Data provided »
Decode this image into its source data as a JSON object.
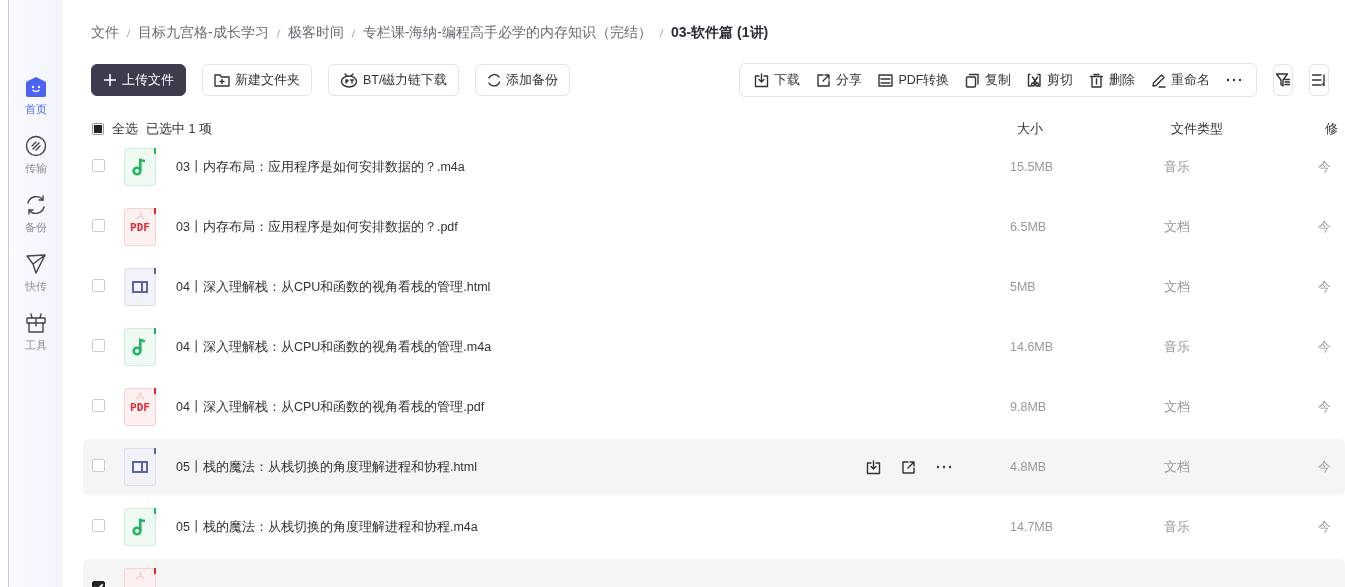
{
  "sidebar": {
    "items": [
      {
        "kind": "home",
        "label": "首页",
        "selected": true
      },
      {
        "kind": "transfer",
        "label": "传输",
        "selected": false
      },
      {
        "kind": "backup",
        "label": "备份",
        "selected": false
      },
      {
        "kind": "send",
        "label": "快传",
        "selected": false
      },
      {
        "kind": "tools",
        "label": "工具",
        "selected": false
      }
    ]
  },
  "breadcrumb": [
    "文件",
    "目标九宫格-成长学习",
    "极客时间",
    "专栏课-海纳-编程高手必学的内存知识（完结）",
    "03-软件篇 (1讲)"
  ],
  "toolbar": {
    "buttons": [
      {
        "kind": "upload",
        "label": "上传文件"
      },
      {
        "kind": "folder",
        "label": "新建文件夹"
      },
      {
        "kind": "bt",
        "label": "BT/磁力链下载"
      },
      {
        "kind": "backup",
        "label": "添加备份"
      }
    ],
    "actions": [
      {
        "kind": "download",
        "label": "下载"
      },
      {
        "kind": "share",
        "label": "分享"
      },
      {
        "kind": "pdf",
        "label": "PDF转换"
      },
      {
        "kind": "copy",
        "label": "复制"
      },
      {
        "kind": "cut",
        "label": "剪切"
      },
      {
        "kind": "delete",
        "label": "删除"
      },
      {
        "kind": "rename",
        "label": "重命名"
      },
      {
        "kind": "more"
      }
    ],
    "tools": [
      {
        "kind": "filter"
      },
      {
        "kind": "sort"
      }
    ]
  },
  "table": {
    "select_all": {
      "label": "全选",
      "checked": false,
      "partial": true
    },
    "selection_count": "已选中 1 项",
    "columns": [
      "大小",
      "文件类型",
      "修"
    ],
    "rows": [
      {
        "kind": "audio",
        "name": "03丨内存布局：应用程序是如何安排数据的？.m4a",
        "size": "15.5MB",
        "file_type": "音乐",
        "modified": "今",
        "checked": false,
        "hovered": false
      },
      {
        "kind": "pdf",
        "icon_label": "PDF",
        "name": "03丨内存布局：应用程序是如何安排数据的？.pdf",
        "size": "6.5MB",
        "file_type": "文档",
        "modified": "今",
        "checked": false,
        "hovered": false
      },
      {
        "kind": "html",
        "name": "04丨深入理解栈：从CPU和函数的视角看栈的管理.html",
        "size": "5MB",
        "file_type": "文档",
        "modified": "今",
        "checked": false,
        "hovered": false
      },
      {
        "kind": "audio",
        "name": "04丨深入理解栈：从CPU和函数的视角看栈的管理.m4a",
        "size": "14.6MB",
        "file_type": "音乐",
        "modified": "今",
        "checked": false,
        "hovered": false
      },
      {
        "kind": "pdf",
        "icon_label": "PDF",
        "name": "04丨深入理解栈：从CPU和函数的视角看栈的管理.pdf",
        "size": "9.8MB",
        "file_type": "文档",
        "modified": "今",
        "checked": false,
        "hovered": false
      },
      {
        "kind": "html",
        "name": "05丨栈的魔法：从栈切换的角度理解进程和协程.html",
        "size": "4.8MB",
        "file_type": "文档",
        "modified": "今",
        "checked": false,
        "hovered": true
      },
      {
        "kind": "audio",
        "name": "05丨栈的魔法：从栈切换的角度理解进程和协程.m4a",
        "size": "14.7MB",
        "file_type": "音乐",
        "modified": "今",
        "checked": false,
        "hovered": false
      },
      {
        "kind": "pdf",
        "checked": true,
        "hovered": false
      }
    ]
  }
}
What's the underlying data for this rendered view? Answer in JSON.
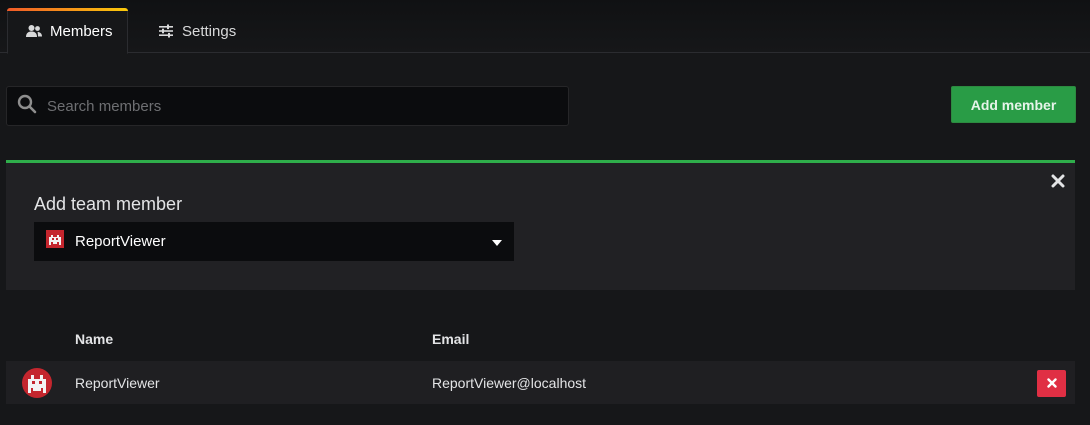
{
  "tabs": [
    {
      "label": "Members",
      "icon": "users-icon",
      "active": true
    },
    {
      "label": "Settings",
      "icon": "sliders-icon",
      "active": false
    }
  ],
  "search": {
    "placeholder": "Search members",
    "value": ""
  },
  "actions": {
    "add_member_label": "Add member"
  },
  "add_panel": {
    "title": "Add team member",
    "selected_user": "ReportViewer"
  },
  "table": {
    "columns": [
      "Name",
      "Email"
    ],
    "rows": [
      {
        "name": "ReportViewer",
        "email": "ReportViewer@localhost"
      }
    ]
  },
  "colors": {
    "background": "#161719",
    "primary_green": "#299c46",
    "panel_accent": "#2fae4b",
    "danger": "#e02f44",
    "avatar_red": "#c4262e"
  }
}
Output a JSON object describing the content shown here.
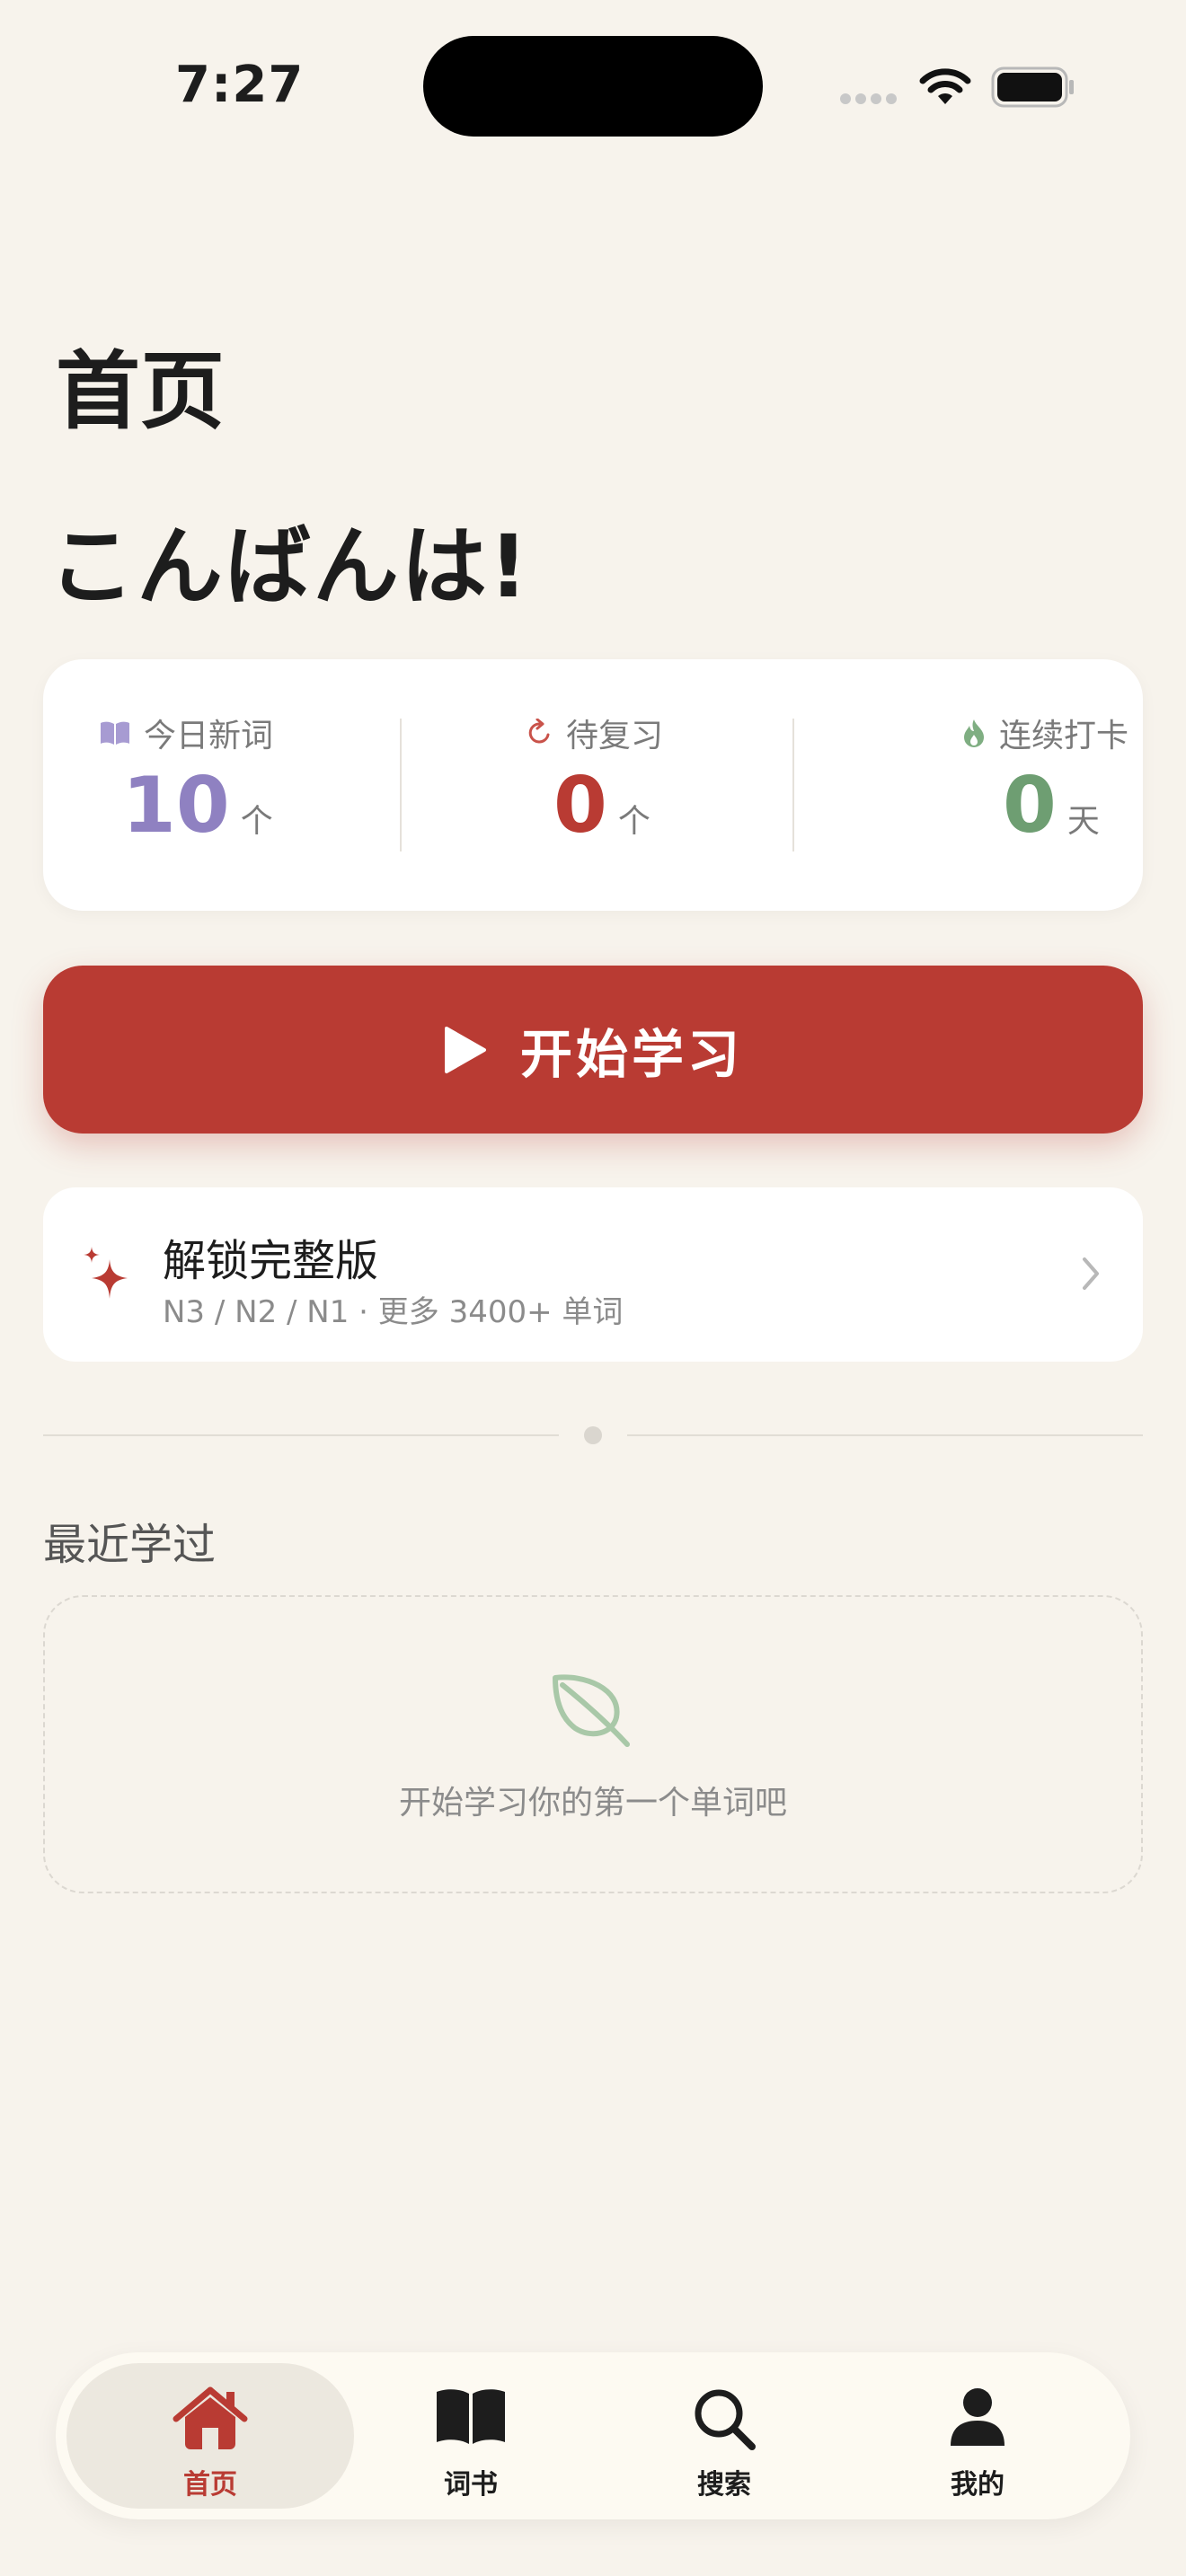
{
  "status_bar": {
    "time": "7:27"
  },
  "header": {
    "title": "首页",
    "greeting": "こんばんは!"
  },
  "stats": {
    "new_words": {
      "label": "今日新词",
      "value": "10",
      "unit": "个",
      "icon": "book-icon",
      "color": "#8f81c1"
    },
    "review": {
      "label": "待复习",
      "value": "0",
      "unit": "个",
      "icon": "refresh-icon",
      "color": "#b93b33"
    },
    "streak": {
      "label": "连续打卡",
      "value": "0",
      "unit": "天",
      "icon": "flame-icon",
      "color": "#6e9e72"
    }
  },
  "start_button": {
    "label": "开始学习",
    "icon": "play-icon",
    "color": "#b93b33"
  },
  "unlock": {
    "title": "解锁完整版",
    "subtitle": "N3 / N2 / N1 · 更多 3400+ 单词",
    "icon": "sparkle-icon"
  },
  "recent": {
    "title": "最近学过",
    "empty_text": "开始学习你的第一个单词吧",
    "empty_icon": "leaf-icon"
  },
  "tabbar": {
    "tabs": [
      {
        "label": "首页",
        "icon": "home-icon",
        "active": true
      },
      {
        "label": "词书",
        "icon": "open-book-icon",
        "active": false
      },
      {
        "label": "搜索",
        "icon": "search-icon",
        "active": false
      },
      {
        "label": "我的",
        "icon": "person-icon",
        "active": false
      }
    ]
  },
  "theme": {
    "accent": "#b93b33",
    "background": "#f7f3ec"
  }
}
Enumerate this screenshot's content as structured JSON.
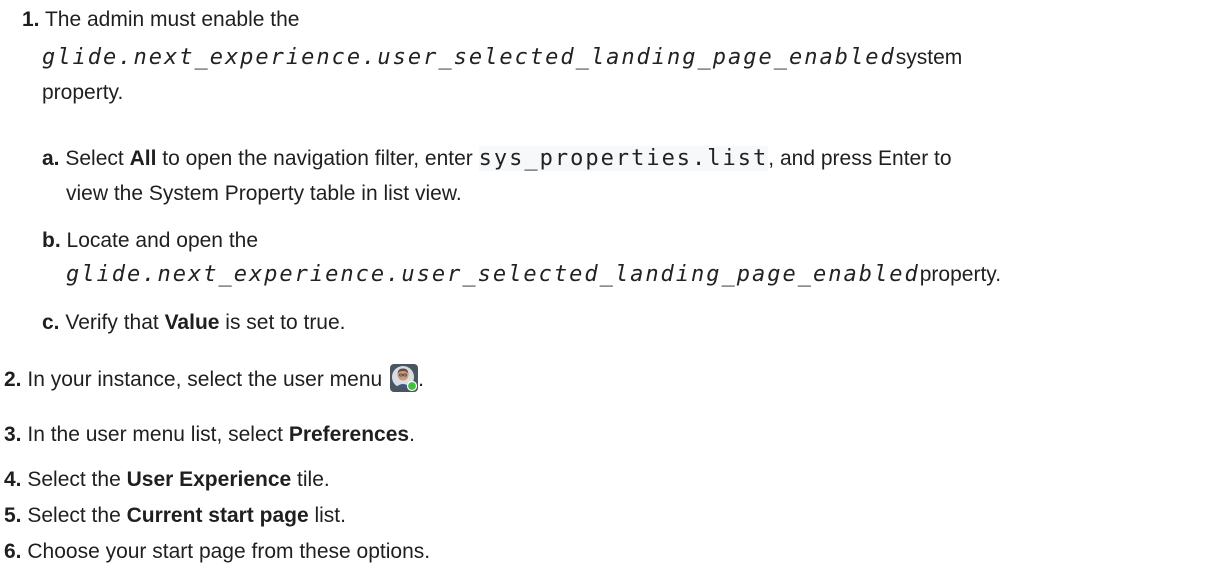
{
  "steps": {
    "s1": {
      "num": "1.",
      "text_a": "The admin must enable the",
      "property": "glide.next_experience.user_selected_landing_page_enabled",
      "text_b": "system",
      "text_c": "property."
    },
    "s1a": {
      "num": "a.",
      "pre": "Select ",
      "all": "All",
      "mid": " to open the navigation filter, enter ",
      "code": "sys_properties.list",
      "post": ", and press Enter to",
      "line2": "view the System Property table in list view."
    },
    "s1b": {
      "num": "b.",
      "text": "Locate and open the",
      "property": "glide.next_experience.user_selected_landing_page_enabled",
      "post": "property."
    },
    "s1c": {
      "num": "c.",
      "pre": "Verify that ",
      "bold": "Value",
      "post": " is set to true."
    },
    "s2": {
      "num": "2.",
      "text": "In your instance, select the user menu",
      "post": "."
    },
    "s3": {
      "num": "3.",
      "pre": "In the user menu list, select ",
      "bold": "Preferences",
      "post": "."
    },
    "s4": {
      "num": "4.",
      "pre": "Select the ",
      "bold": "User Experience",
      "post": " tile."
    },
    "s5": {
      "num": "5.",
      "pre": "Select the ",
      "bold": "Current start page",
      "post": " list."
    },
    "s6": {
      "num": "6.",
      "text": "Choose your start page from these options."
    }
  },
  "colors": {
    "avatar_status": "#3fbf3f"
  },
  "icons": {
    "user_menu": "user-avatar-icon"
  }
}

Your goal » Set down all the entries exactly as they appear, but skip any pictures.

Task output »
Decode this image into its source data as a JSON object.
{
  "sidebar": {
    "items": [
      {
        "kind": "home",
        "label": "首页",
        "selected": true
      },
      {
        "kind": "transfer",
        "label": "传输",
        "selected": false
      },
      {
        "kind": "backup",
        "label": "备份",
        "selected": false
      },
      {
        "kind": "send",
        "label": "快传",
        "selected": false
      },
      {
        "kind": "tools",
        "label": "工具",
        "selected": false
      }
    ]
  },
  "breadcrumb": [
    "文件",
    "目标九宫格-成长学习",
    "极客时间",
    "专栏课-海纳-编程高手必学的内存知识（完结）",
    "03-软件篇 (1讲)"
  ],
  "toolbar": {
    "buttons": [
      {
        "kind": "upload",
        "label": "上传文件"
      },
      {
        "kind": "folder",
        "label": "新建文件夹"
      },
      {
        "kind": "bt",
        "label": "BT/磁力链下载"
      },
      {
        "kind": "backup",
        "label": "添加备份"
      }
    ],
    "actions": [
      {
        "kind": "download",
        "label": "下载"
      },
      {
        "kind": "share",
        "label": "分享"
      },
      {
        "kind": "pdf",
        "label": "PDF转换"
      },
      {
        "kind": "copy",
        "label": "复制"
      },
      {
        "kind": "cut",
        "label": "剪切"
      },
      {
        "kind": "delete",
        "label": "删除"
      },
      {
        "kind": "rename",
        "label": "重命名"
      },
      {
        "kind": "more"
      }
    ],
    "tools": [
      {
        "kind": "filter"
      },
      {
        "kind": "sort"
      }
    ]
  },
  "table": {
    "select_all": {
      "label": "全选",
      "checked": false,
      "partial": true
    },
    "selection_count": "已选中 1 项",
    "columns": [
      "大小",
      "文件类型",
      "修"
    ],
    "rows": [
      {
        "kind": "audio",
        "name": "03丨内存布局：应用程序是如何安排数据的？.m4a",
        "size": "15.5MB",
        "file_type": "音乐",
        "modified": "今",
        "checked": false,
        "hovered": false
      },
      {
        "kind": "pdf",
        "icon_label": "PDF",
        "name": "03丨内存布局：应用程序是如何安排数据的？.pdf",
        "size": "6.5MB",
        "file_type": "文档",
        "modified": "今",
        "checked": false,
        "hovered": false
      },
      {
        "kind": "html",
        "name": "04丨深入理解栈：从CPU和函数的视角看栈的管理.html",
        "size": "5MB",
        "file_type": "文档",
        "modified": "今",
        "checked": false,
        "hovered": false
      },
      {
        "kind": "audio",
        "name": "04丨深入理解栈：从CPU和函数的视角看栈的管理.m4a",
        "size": "14.6MB",
        "file_type": "音乐",
        "modified": "今",
        "checked": false,
        "hovered": false
      },
      {
        "kind": "pdf",
        "icon_label": "PDF",
        "name": "04丨深入理解栈：从CPU和函数的视角看栈的管理.pdf",
        "size": "9.8MB",
        "file_type": "文档",
        "modified": "今",
        "checked": false,
        "hovered": false
      },
      {
        "kind": "html",
        "name": "05丨栈的魔法：从栈切换的角度理解进程和协程.html",
        "size": "4.8MB",
        "file_type": "文档",
        "modified": "今",
        "checked": false,
        "hovered": true
      },
      {
        "kind": "audio",
        "name": "05丨栈的魔法：从栈切换的角度理解进程和协程.m4a",
        "size": "14.7MB",
        "file_type": "音乐",
        "modified": "今",
        "checked": false,
        "hovered": false
      },
      {
        "kind": "pdf",
        "checked": true,
        "hovered": false
      }
    ]
  }
}
What's the underlying data for this rendered view? Answer in JSON.
{
  "tabs": [
    {
      "label": "Members",
      "icon": "users-icon",
      "active": true
    },
    {
      "label": "Settings",
      "icon": "sliders-icon",
      "active": false
    }
  ],
  "search": {
    "placeholder": "Search members",
    "value": ""
  },
  "actions": {
    "add_member_label": "Add member"
  },
  "add_panel": {
    "title": "Add team member",
    "selected_user": "ReportViewer"
  },
  "table": {
    "columns": [
      "Name",
      "Email"
    ],
    "rows": [
      {
        "name": "ReportViewer",
        "email": "ReportViewer@localhost"
      }
    ]
  },
  "colors": {
    "background": "#161719",
    "primary_green": "#299c46",
    "panel_accent": "#2fae4b",
    "danger": "#e02f44",
    "avatar_red": "#c4262e"
  }
}
Output a JSON object describing the content shown here.
{
  "status_bar": {
    "time": "7:27"
  },
  "header": {
    "title": "首页",
    "greeting": "こんばんは!"
  },
  "stats": {
    "new_words": {
      "label": "今日新词",
      "value": "10",
      "unit": "个",
      "icon": "book-icon",
      "color": "#8f81c1"
    },
    "review": {
      "label": "待复习",
      "value": "0",
      "unit": "个",
      "icon": "refresh-icon",
      "color": "#b93b33"
    },
    "streak": {
      "label": "连续打卡",
      "value": "0",
      "unit": "天",
      "icon": "flame-icon",
      "color": "#6e9e72"
    }
  },
  "start_button": {
    "label": "开始学习",
    "icon": "play-icon",
    "color": "#b93b33"
  },
  "unlock": {
    "title": "解锁完整版",
    "subtitle": "N3 / N2 / N1 · 更多 3400+ 单词",
    "icon": "sparkle-icon"
  },
  "recent": {
    "title": "最近学过",
    "empty_text": "开始学习你的第一个单词吧",
    "empty_icon": "leaf-icon"
  },
  "tabbar": {
    "tabs": [
      {
        "label": "首页",
        "icon": "home-icon",
        "active": true
      },
      {
        "label": "词书",
        "icon": "open-book-icon",
        "active": false
      },
      {
        "label": "搜索",
        "icon": "search-icon",
        "active": false
      },
      {
        "label": "我的",
        "icon": "person-icon",
        "active": false
      }
    ]
  },
  "theme": {
    "accent": "#b93b33",
    "background": "#f7f3ec"
  }
}
Enumerate this screenshot's content as structured JSON.
{
  "steps": {
    "s1": {
      "num": "1.",
      "text_a": "The admin must enable the",
      "property": "glide.next_experience.user_selected_landing_page_enabled",
      "text_b": "system",
      "text_c": "property."
    },
    "s1a": {
      "num": "a.",
      "pre": "Select ",
      "all": "All",
      "mid": " to open the navigation filter, enter ",
      "code": "sys_properties.list",
      "post": ", and press Enter to",
      "line2": "view the System Property table in list view."
    },
    "s1b": {
      "num": "b.",
      "text": "Locate and open the",
      "property": "glide.next_experience.user_selected_landing_page_enabled",
      "post": "property."
    },
    "s1c": {
      "num": "c.",
      "pre": "Verify that ",
      "bold": "Value",
      "post": " is set to true."
    },
    "s2": {
      "num": "2.",
      "text": "In your instance, select the user menu",
      "post": "."
    },
    "s3": {
      "num": "3.",
      "pre": "In the user menu list, select ",
      "bold": "Preferences",
      "post": "."
    },
    "s4": {
      "num": "4.",
      "pre": "Select the ",
      "bold": "User Experience",
      "post": " tile."
    },
    "s5": {
      "num": "5.",
      "pre": "Select the ",
      "bold": "Current start page",
      "post": " list."
    },
    "s6": {
      "num": "6.",
      "text": "Choose your start page from these options."
    }
  },
  "colors": {
    "avatar_status": "#3fbf3f"
  },
  "icons": {
    "user_menu": "user-avatar-icon"
  }
}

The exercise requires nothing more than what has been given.